Requirements:
State how many lines of the listing below include the word "hybrid". Give only the number.

Data for this exercise:
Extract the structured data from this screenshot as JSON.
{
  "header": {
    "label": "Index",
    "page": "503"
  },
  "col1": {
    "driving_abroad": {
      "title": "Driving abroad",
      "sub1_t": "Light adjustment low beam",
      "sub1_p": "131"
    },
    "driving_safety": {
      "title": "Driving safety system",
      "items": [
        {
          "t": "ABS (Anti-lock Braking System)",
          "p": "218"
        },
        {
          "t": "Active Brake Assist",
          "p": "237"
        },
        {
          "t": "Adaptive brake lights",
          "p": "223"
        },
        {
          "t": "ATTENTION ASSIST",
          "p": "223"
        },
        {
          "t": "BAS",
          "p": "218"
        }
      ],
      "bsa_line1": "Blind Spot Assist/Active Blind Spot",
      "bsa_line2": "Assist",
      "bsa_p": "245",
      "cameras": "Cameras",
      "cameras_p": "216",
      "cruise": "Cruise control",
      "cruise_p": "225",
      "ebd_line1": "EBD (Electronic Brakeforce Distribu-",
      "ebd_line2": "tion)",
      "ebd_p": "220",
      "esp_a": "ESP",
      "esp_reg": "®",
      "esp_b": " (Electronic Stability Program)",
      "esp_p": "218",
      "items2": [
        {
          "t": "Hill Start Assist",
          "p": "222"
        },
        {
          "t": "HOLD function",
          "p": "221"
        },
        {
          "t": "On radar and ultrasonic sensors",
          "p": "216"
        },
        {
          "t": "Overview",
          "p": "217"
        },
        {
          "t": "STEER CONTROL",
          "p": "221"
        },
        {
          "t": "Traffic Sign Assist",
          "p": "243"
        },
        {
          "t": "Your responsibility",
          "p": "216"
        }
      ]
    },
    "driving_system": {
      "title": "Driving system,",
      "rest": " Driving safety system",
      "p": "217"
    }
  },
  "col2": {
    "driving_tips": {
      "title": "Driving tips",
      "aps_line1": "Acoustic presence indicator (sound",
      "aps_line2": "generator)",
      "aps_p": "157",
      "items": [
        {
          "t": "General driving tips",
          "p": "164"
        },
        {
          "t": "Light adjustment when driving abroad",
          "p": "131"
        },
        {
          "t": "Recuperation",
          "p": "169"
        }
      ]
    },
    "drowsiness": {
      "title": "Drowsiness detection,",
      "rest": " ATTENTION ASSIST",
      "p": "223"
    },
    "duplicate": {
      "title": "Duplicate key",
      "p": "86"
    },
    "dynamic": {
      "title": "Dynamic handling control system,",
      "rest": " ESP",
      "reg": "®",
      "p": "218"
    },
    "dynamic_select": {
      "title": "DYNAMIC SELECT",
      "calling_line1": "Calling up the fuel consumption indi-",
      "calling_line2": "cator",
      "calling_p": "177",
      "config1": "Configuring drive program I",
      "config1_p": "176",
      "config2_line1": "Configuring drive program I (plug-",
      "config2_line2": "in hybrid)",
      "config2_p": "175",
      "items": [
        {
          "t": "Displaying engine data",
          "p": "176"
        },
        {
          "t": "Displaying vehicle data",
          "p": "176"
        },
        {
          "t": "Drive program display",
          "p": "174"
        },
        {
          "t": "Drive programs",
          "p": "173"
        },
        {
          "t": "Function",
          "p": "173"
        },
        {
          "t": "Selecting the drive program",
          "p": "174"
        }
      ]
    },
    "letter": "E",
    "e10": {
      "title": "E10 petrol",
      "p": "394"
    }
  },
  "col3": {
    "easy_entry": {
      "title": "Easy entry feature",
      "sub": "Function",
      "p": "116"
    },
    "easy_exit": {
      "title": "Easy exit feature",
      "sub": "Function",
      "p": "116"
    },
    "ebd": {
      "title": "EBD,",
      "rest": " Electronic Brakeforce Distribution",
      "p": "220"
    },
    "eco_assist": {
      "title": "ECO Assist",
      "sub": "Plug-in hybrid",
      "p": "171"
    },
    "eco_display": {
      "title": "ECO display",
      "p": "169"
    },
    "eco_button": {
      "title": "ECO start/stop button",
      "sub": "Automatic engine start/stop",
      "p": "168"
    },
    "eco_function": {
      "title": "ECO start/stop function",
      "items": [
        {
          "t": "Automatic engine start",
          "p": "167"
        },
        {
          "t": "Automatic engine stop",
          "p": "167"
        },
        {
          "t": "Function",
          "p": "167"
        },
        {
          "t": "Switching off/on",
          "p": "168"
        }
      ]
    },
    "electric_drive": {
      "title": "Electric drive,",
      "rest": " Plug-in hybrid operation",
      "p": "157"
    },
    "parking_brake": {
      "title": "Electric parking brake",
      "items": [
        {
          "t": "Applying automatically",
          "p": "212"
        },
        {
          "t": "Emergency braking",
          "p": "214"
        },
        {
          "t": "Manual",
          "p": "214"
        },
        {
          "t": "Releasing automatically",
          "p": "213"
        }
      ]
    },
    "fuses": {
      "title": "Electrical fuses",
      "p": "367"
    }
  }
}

Final answer:
3